■ Written request a
Translate this sentence from the product measures text into Spanish: "It’s very familiar that area is defined for much more general sets."

-- start of Selected excerpt --

12 Product Measures

For any \(a \le b\) and \(c \le d\), the rectangle \([a, b]\times [c, d]\subset \mathbb R^2\) has area \((d-c)(b-a)\). It’s very familiar that area is defined for much more general sets. In this section, it will be defined even more generally, as a measure, and the Cartesian product will be defined for any two \(\sigma\)-finite measures in place of length of two real axes. Then, the product will be extended to more than two factors, giving, for example, “volume” as a measure on \(\mathbb R^3\).

Let \((X, \mathcal B, \mu)\) and \((Y, \mathcal C, \nu)\) be any two measure spaces. In \(X\times Y\) let \(\mathcal R\) be the collection of all “rectangles” \(B \times C\) with \(B \in \mathcal B\) and \(C \in \mathcal C\). For such sets let \(\rho(B\times C) := \mu(B)\nu(C)\), where (in this case) we set \(0 \cdot \infty := \infty \cdot 0 := 0\). \(\mathcal R\) is a semiring by Proposition 7.2.

Theorem 12.1 \(\rho\) is countably additive on \(\mathcal R\).

Proof

Suppose \(B \times C = \bigcup_n B(n)\times C(n)\) in \(\mathcal R\) where the sets \(B(n) \times C(n)\) are disjoint, \(B(n)\in \mathcal B\) and \(C(n)\in \mathcal C\) for all \(n\).

-- end of Selected excerpt --

■ Written request b
Format the lines of the records below as a JSON list of strings, one string per line and no blank lines. Cover only the lines between the one holding "board-hole [511, 359, 553, 389]" and the one holding "board-hole [342, 72, 384, 102]", inclusive.

-- start of Entries supplied --

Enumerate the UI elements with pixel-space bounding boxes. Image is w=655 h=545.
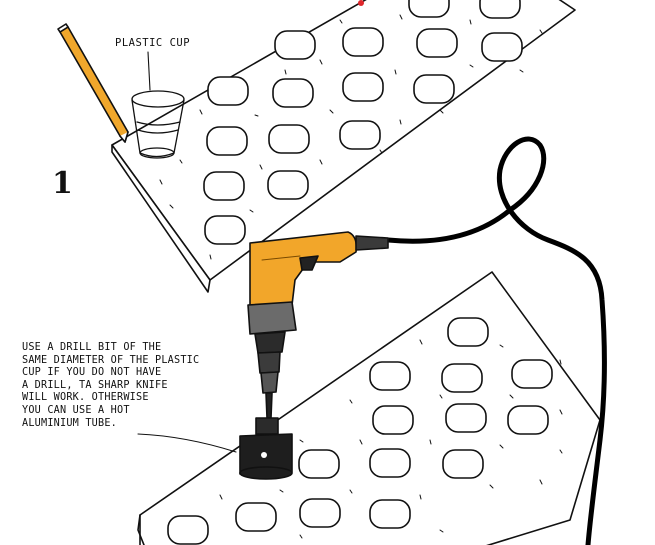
board-hole [511, 359, 553, 389]
instruction-leader [137, 433, 237, 453]
board-hole [408, 0, 450, 18]
instruction-line: SAME DIAMETER OF THE PLASTIC [22, 354, 200, 366]
board-hole [342, 27, 384, 57]
instruction-line: USE A DRILL BIT OF THE [22, 342, 162, 353]
board-hole [507, 405, 549, 435]
board-hole [206, 126, 248, 156]
board-hole [369, 499, 411, 529]
instruction-line: A DRILL, TA SHARP KNIFE [22, 379, 168, 391]
board-hole [274, 30, 316, 60]
board-hole [298, 449, 340, 479]
board-hole [204, 215, 246, 245]
instruction-line: WILL WORK. OTHERWISE [22, 392, 149, 404]
board-hole [339, 120, 381, 150]
board-hole [369, 448, 411, 478]
board-hole [342, 72, 384, 102]
board-speckle [519, 69, 524, 73]
board-hole [441, 363, 483, 393]
board-hole [167, 515, 209, 545]
step-number: 1 [52, 166, 73, 201]
cup-label-leader [147, 51, 151, 91]
board-hole [479, 0, 521, 19]
board-hole [481, 32, 523, 62]
board-hole [299, 498, 341, 528]
board-hole [372, 405, 414, 435]
board-hole [442, 449, 484, 479]
board-hole [272, 78, 314, 108]
board-hole [413, 74, 455, 104]
instruction-text: USE A DRILL BIT OF THE SAME DIAMETER OF … [22, 342, 232, 430]
accent-dot [358, 0, 364, 6]
board-hole [268, 124, 310, 154]
instruction-line: YOU CAN USE A HOT [22, 404, 130, 416]
board-speckle [559, 359, 562, 365]
board-speckle [439, 109, 444, 114]
board-hole [207, 76, 249, 106]
board-hole [203, 171, 245, 201]
board-hole [445, 403, 487, 433]
instruction-line: ALUMINIUM TUBE. [22, 417, 118, 429]
board-hole [416, 28, 458, 58]
plastic-cup-label: PLASTIC CUP [115, 37, 191, 49]
illustration-canvas [57, 0, 607, 545]
board-hole [267, 170, 309, 200]
board-hole [369, 361, 411, 391]
board-hole [235, 502, 277, 532]
board-hole [447, 317, 489, 347]
instruction-line: CUP IF YOU DO NOT HAVE [22, 367, 162, 379]
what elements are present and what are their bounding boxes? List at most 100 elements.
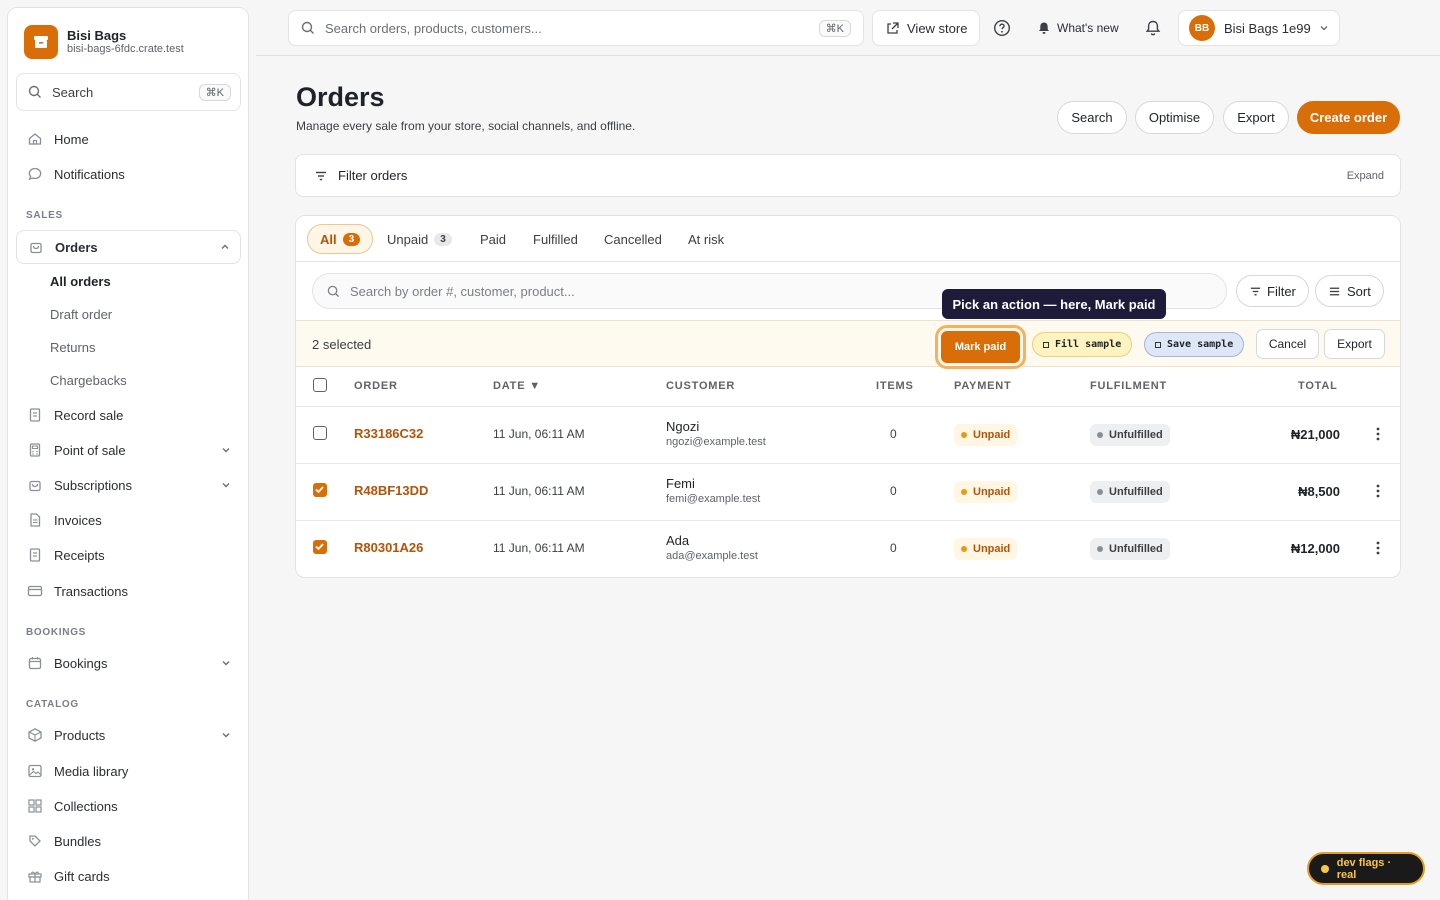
fill-sample-button[interactable]: Fill sample [1032, 332, 1133, 357]
sidebar-item-label: Bundles [54, 833, 101, 849]
expand-filters-link[interactable]: Expand [1347, 170, 1384, 182]
filter-button[interactable]: Filter [1236, 275, 1309, 307]
payment-status-badge: Unpaid [954, 481, 1018, 503]
customer-email: femi@example.test [666, 493, 761, 505]
create-order-button[interactable]: Create order [1297, 101, 1400, 134]
sidebar-item-label: Gift cards [54, 868, 110, 884]
table-row[interactable]: R33186C32 11 Jun, 06:11 AM Ngozi ngozi@e… [296, 407, 1400, 464]
sidebar-item-subscriptions[interactable]: Subscriptions [16, 468, 241, 502]
customer-name: Ngozi [666, 419, 700, 434]
filter-orders-panel[interactable]: Filter orders Expand [295, 154, 1401, 197]
more-vertical-icon[interactable] [1376, 541, 1380, 555]
order-id-link[interactable]: R33186C32 [354, 426, 423, 441]
select-all-checkbox[interactable] [313, 378, 327, 392]
tab-all[interactable]: All 3 [307, 224, 374, 254]
sidebar-sub-draft-order[interactable]: Draft order [50, 307, 112, 322]
row-checkbox[interactable] [313, 483, 327, 497]
sidebar-item-transactions[interactable]: Transactions [16, 574, 241, 608]
tab-label: Unpaid [387, 231, 429, 247]
sidebar-item-label: Receipts [54, 547, 105, 563]
section-bookings-heading: BOOKINGS [26, 627, 87, 638]
chevron-down-icon[interactable] [221, 445, 231, 455]
more-vertical-icon[interactable] [1376, 484, 1380, 498]
sidebar-item-notifications[interactable]: Notifications [16, 157, 241, 191]
chevron-down-icon [1320, 26, 1328, 31]
dev-flags-pill[interactable]: dev flags · real [1307, 852, 1425, 885]
sidebar-search-label: Search [52, 84, 94, 100]
sidebar-sub-returns[interactable]: Returns [50, 340, 96, 355]
tab-cancelled[interactable]: Cancelled [604, 224, 662, 254]
col-payment[interactable]: PAYMENT [954, 380, 1012, 392]
optimise-button[interactable]: Optimise [1135, 101, 1214, 134]
view-store-button[interactable]: View store [872, 10, 981, 46]
col-date[interactable]: DATE ▼ [493, 380, 541, 392]
tab-at-risk[interactable]: At risk [688, 224, 724, 254]
items-count: 0 [890, 484, 897, 498]
cancel-button[interactable]: Cancel [1256, 329, 1319, 359]
sidebar-sub-all-orders[interactable]: All orders [50, 274, 111, 289]
sidebar-item-collections[interactable]: Collections [16, 789, 241, 823]
chevron-down-icon[interactable] [221, 480, 231, 490]
fulfilment-status-badge: Unfulfilled [1090, 481, 1170, 503]
credit-card-icon [26, 582, 44, 600]
tab-paid[interactable]: Paid [480, 224, 506, 254]
store-host: bisi-bags-6fdc.crate.test [67, 43, 184, 55]
table-row[interactable]: R48BF13DD 11 Jun, 06:11 AM Femi femi@exa… [296, 464, 1400, 521]
col-order[interactable]: ORDER [354, 380, 398, 392]
bulk-export-button[interactable]: Export [1324, 329, 1385, 359]
sidebar-item-receipts[interactable]: Receipts [16, 538, 241, 572]
section-catalog-heading: CATALOG [26, 699, 79, 710]
sidebar-item-point-of-sale[interactable]: Point of sale [16, 433, 241, 467]
chevron-up-icon[interactable] [220, 242, 230, 252]
col-total[interactable]: TOTAL [1298, 380, 1338, 392]
row-checkbox[interactable] [313, 540, 327, 554]
chevron-down-icon[interactable] [221, 730, 231, 740]
sidebar-sub-chargebacks[interactable]: Chargebacks [50, 373, 127, 388]
sidebar-item-invoices[interactable]: Invoices [16, 503, 241, 537]
sidebar-item-media-library[interactable]: Media library [16, 754, 241, 788]
sidebar-item-bookings[interactable]: Bookings [16, 646, 241, 680]
sidebar-item-orders[interactable]: Orders [16, 230, 241, 264]
sidebar-item-home[interactable]: Home [16, 122, 241, 156]
store-name: Bisi Bags [67, 28, 127, 43]
tab-unpaid[interactable]: Unpaid 3 [387, 224, 452, 254]
mark-paid-button[interactable]: Mark paid [941, 331, 1020, 363]
brand[interactable]: Bisi Bags bisi-bags-6fdc.crate.test [24, 25, 184, 59]
customer-name: Femi [666, 476, 695, 491]
account-switcher[interactable]: BB Bisi Bags 1e99 [1178, 10, 1340, 46]
help-button[interactable] [993, 10, 1011, 46]
payment-status-badge: Unpaid [954, 538, 1018, 560]
tab-fulfilled[interactable]: Fulfilled [533, 224, 578, 254]
row-checkbox[interactable] [313, 426, 327, 440]
sort-button[interactable]: Sort [1315, 275, 1384, 307]
search-button[interactable]: Search [1057, 101, 1127, 134]
sidebar-search[interactable]: Search ⌘K [16, 73, 241, 111]
more-vertical-icon[interactable] [1376, 427, 1380, 441]
count-badge: 3 [434, 232, 452, 246]
global-search-input[interactable]: Search orders, products, customers... ⌘K [288, 10, 864, 46]
notifications-button[interactable] [1144, 10, 1162, 46]
sidebar-item-record-sale[interactable]: Record sale [16, 398, 241, 432]
order-id-link[interactable]: R48BF13DD [354, 483, 428, 498]
status-dot [1321, 864, 1329, 873]
sidebar-item-gift-cards[interactable]: Gift cards [16, 859, 241, 893]
chevron-down-icon[interactable] [221, 658, 231, 668]
customer-email: ngozi@example.test [666, 436, 766, 448]
sidebar-item-products[interactable]: Products [16, 718, 241, 752]
table-row[interactable]: R80301A26 11 Jun, 06:11 AM Ada ada@examp… [296, 521, 1400, 577]
sidebar-item-bundles[interactable]: Bundles [16, 824, 241, 858]
col-fulfilment[interactable]: FULFILMENT [1090, 380, 1167, 392]
save-sample-button[interactable]: Save sample [1144, 332, 1245, 357]
filter-icon [1250, 287, 1261, 295]
col-items[interactable]: ITEMS [876, 380, 914, 392]
status-dot [961, 546, 967, 552]
search-icon [301, 21, 314, 34]
bell-icon [1145, 20, 1161, 36]
guide-tooltip: Pick an action — here, Mark paid [942, 289, 1166, 319]
col-customer[interactable]: CUSTOMER [666, 380, 735, 392]
whats-new-button[interactable]: What's new [1037, 10, 1119, 46]
export-button[interactable]: Export [1223, 101, 1289, 134]
box-icon [26, 726, 44, 744]
shortcut-hint: ⌘K [198, 83, 231, 101]
order-id-link[interactable]: R80301A26 [354, 540, 423, 555]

-- end of Entries supplied --

■ Reply a
Es muy sabido que el área se define para conjuntos mucho más generales.

■ Reply b
[
  "board-hole [511, 359, 553, 389]",
  "instruction-leader [137, 433, 237, 453]",
  "board-hole [408, 0, 450, 18]",
  "instruction-line: SAME DIAMETER OF THE PLASTIC [22, 354, 200, 366]",
  "board-hole [342, 27, 384, 57]",
  "instruction-line: USE A DRILL BIT OF THE [22, 342, 162, 353]",
  "board-hole [507, 405, 549, 435]",
  "board-hole [206, 126, 248, 156]",
  "board-hole [369, 499, 411, 529]",
  "instruction-line: A DRILL, TA SHARP KNIFE [22, 379, 168, 391]",
  "board-hole [274, 30, 316, 60]",
  "board-hole [298, 449, 340, 479]",
  "board-hole [204, 215, 246, 245]",
  "instruction-line: WILL WORK. OTHERWISE [22, 392, 149, 404]",
  "board-hole [339, 120, 381, 150]",
  "board-hole [369, 448, 411, 478]",
  "board-hole [342, 72, 384, 102]"
]